Data extracted from a collection
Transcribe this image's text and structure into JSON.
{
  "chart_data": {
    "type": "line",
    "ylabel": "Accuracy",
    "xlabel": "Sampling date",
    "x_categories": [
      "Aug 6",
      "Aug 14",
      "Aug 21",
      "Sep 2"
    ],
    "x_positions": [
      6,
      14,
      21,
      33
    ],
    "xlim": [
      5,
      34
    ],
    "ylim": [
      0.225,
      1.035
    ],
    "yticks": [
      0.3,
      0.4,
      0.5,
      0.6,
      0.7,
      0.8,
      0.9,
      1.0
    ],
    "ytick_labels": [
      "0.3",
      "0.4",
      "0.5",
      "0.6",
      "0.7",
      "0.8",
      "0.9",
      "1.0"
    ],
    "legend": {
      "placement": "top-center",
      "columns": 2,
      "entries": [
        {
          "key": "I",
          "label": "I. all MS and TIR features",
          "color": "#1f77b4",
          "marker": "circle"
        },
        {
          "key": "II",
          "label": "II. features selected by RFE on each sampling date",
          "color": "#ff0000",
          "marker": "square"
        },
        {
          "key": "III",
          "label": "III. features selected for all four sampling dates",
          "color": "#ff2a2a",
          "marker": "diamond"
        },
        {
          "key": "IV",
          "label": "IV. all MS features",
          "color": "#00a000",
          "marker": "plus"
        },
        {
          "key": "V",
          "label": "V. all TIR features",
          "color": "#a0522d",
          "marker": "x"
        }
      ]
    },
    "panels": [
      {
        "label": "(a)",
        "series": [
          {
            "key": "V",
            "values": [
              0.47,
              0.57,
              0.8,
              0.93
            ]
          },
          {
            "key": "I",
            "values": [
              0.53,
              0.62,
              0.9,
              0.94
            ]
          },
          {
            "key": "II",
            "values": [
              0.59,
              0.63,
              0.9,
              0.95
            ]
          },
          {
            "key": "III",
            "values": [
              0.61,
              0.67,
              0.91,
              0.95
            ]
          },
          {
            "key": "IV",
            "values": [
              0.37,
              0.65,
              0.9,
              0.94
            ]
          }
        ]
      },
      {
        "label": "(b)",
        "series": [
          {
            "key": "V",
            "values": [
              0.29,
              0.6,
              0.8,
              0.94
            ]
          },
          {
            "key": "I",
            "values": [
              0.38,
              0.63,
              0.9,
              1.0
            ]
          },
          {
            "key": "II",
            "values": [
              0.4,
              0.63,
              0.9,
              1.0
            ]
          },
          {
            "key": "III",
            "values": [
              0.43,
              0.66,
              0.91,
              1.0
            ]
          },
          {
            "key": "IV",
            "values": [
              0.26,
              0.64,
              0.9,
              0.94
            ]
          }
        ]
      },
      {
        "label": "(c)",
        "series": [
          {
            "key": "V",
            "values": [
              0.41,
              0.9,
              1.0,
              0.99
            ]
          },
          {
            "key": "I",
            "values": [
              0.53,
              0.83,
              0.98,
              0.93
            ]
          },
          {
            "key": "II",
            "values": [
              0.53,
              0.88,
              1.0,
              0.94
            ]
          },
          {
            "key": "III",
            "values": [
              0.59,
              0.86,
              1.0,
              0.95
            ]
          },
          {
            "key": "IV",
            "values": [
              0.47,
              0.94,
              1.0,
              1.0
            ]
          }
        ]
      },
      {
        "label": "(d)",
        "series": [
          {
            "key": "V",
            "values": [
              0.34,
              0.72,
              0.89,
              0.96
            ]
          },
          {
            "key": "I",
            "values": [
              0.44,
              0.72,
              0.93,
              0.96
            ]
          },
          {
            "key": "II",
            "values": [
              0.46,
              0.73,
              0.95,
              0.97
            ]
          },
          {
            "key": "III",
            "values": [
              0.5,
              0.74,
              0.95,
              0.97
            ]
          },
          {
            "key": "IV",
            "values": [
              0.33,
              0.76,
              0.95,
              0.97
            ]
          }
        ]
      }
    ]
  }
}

- _Brief_
Copy out each record, keeping every word as it is.

- _Result of the exercise_
Transcribe this image's text and structure into JSON.
{
  "chart_data": {
    "type": "line",
    "ylabel": "Accuracy",
    "xlabel": "Sampling date",
    "x_categories": [
      "Aug 6",
      "Aug 14",
      "Aug 21",
      "Sep 2"
    ],
    "x_positions": [
      6,
      14,
      21,
      33
    ],
    "xlim": [
      5,
      34
    ],
    "ylim": [
      0.225,
      1.035
    ],
    "yticks": [
      0.3,
      0.4,
      0.5,
      0.6,
      0.7,
      0.8,
      0.9,
      1.0
    ],
    "ytick_labels": [
      "0.3",
      "0.4",
      "0.5",
      "0.6",
      "0.7",
      "0.8",
      "0.9",
      "1.0"
    ],
    "legend": {
      "placement": "top-center",
      "columns": 2,
      "entries": [
        {
          "key": "I",
          "label": "I. all MS and TIR features",
          "color": "#1f77b4",
          "marker": "circle"
        },
        {
          "key": "II",
          "label": "II. features selected by RFE on each sampling date",
          "color": "#ff0000",
          "marker": "square"
        },
        {
          "key": "III",
          "label": "III. features selected for all four sampling dates",
          "color": "#ff2a2a",
          "marker": "diamond"
        },
        {
          "key": "IV",
          "label": "IV. all MS features",
          "color": "#00a000",
          "marker": "plus"
        },
        {
          "key": "V",
          "label": "V. all TIR features",
          "color": "#a0522d",
          "marker": "x"
        }
      ]
    },
    "panels": [
      {
        "label": "(a)",
        "series": [
          {
            "key": "V",
            "values": [
              0.47,
              0.57,
              0.8,
              0.93
            ]
          },
          {
            "key": "I",
            "values": [
              0.53,
              0.62,
              0.9,
              0.94
            ]
          },
          {
            "key": "II",
            "values": [
              0.59,
              0.63,
              0.9,
              0.95
            ]
          },
          {
            "key": "III",
            "values": [
              0.61,
              0.67,
              0.91,
              0.95
            ]
          },
          {
            "key": "IV",
            "values": [
              0.37,
              0.65,
              0.9,
              0.94
            ]
          }
        ]
      },
      {
        "label": "(b)",
        "series": [
          {
            "key": "V",
            "values": [
              0.29,
              0.6,
              0.8,
              0.94
            ]
          },
          {
            "key": "I",
            "values": [
              0.38,
              0.63,
              0.9,
              1.0
            ]
          },
          {
            "key": "II",
            "values": [
              0.4,
              0.63,
              0.9,
              1.0
            ]
          },
          {
            "key": "III",
            "values": [
              0.43,
              0.66,
              0.91,
              1.0
            ]
          },
          {
            "key": "IV",
            "values": [
              0.26,
              0.64,
              0.9,
              0.94
            ]
          }
        ]
      },
      {
        "label": "(c)",
        "series": [
          {
            "key": "V",
            "values": [
              0.41,
              0.9,
              1.0,
              0.99
            ]
          },
          {
            "key": "I",
            "values": [
              0.53,
              0.83,
              0.98,
              0.93
            ]
          },
          {
            "key": "II",
            "values": [
              0.53,
              0.88,
              1.0,
              0.94
            ]
          },
          {
            "key": "III",
            "values": [
              0.59,
              0.86,
              1.0,
              0.95
            ]
          },
          {
            "key": "IV",
            "values": [
              0.47,
              0.94,
              1.0,
              1.0
            ]
          }
        ]
      },
      {
        "label": "(d)",
        "series": [
          {
            "key": "V",
            "values": [
              0.34,
              0.72,
              0.89,
              0.96
            ]
          },
          {
            "key": "I",
            "values": [
              0.44,
              0.72,
              0.93,
              0.96
            ]
          },
          {
            "key": "II",
            "values": [
              0.46,
              0.73,
              0.95,
              0.97
            ]
          },
          {
            "key": "III",
            "values": [
              0.5,
              0.74,
              0.95,
              0.97
            ]
          },
          {
            "key": "IV",
            "values": [
              0.33,
              0.76,
              0.95,
              0.97
            ]
          }
        ]
      }
    ]
  }
}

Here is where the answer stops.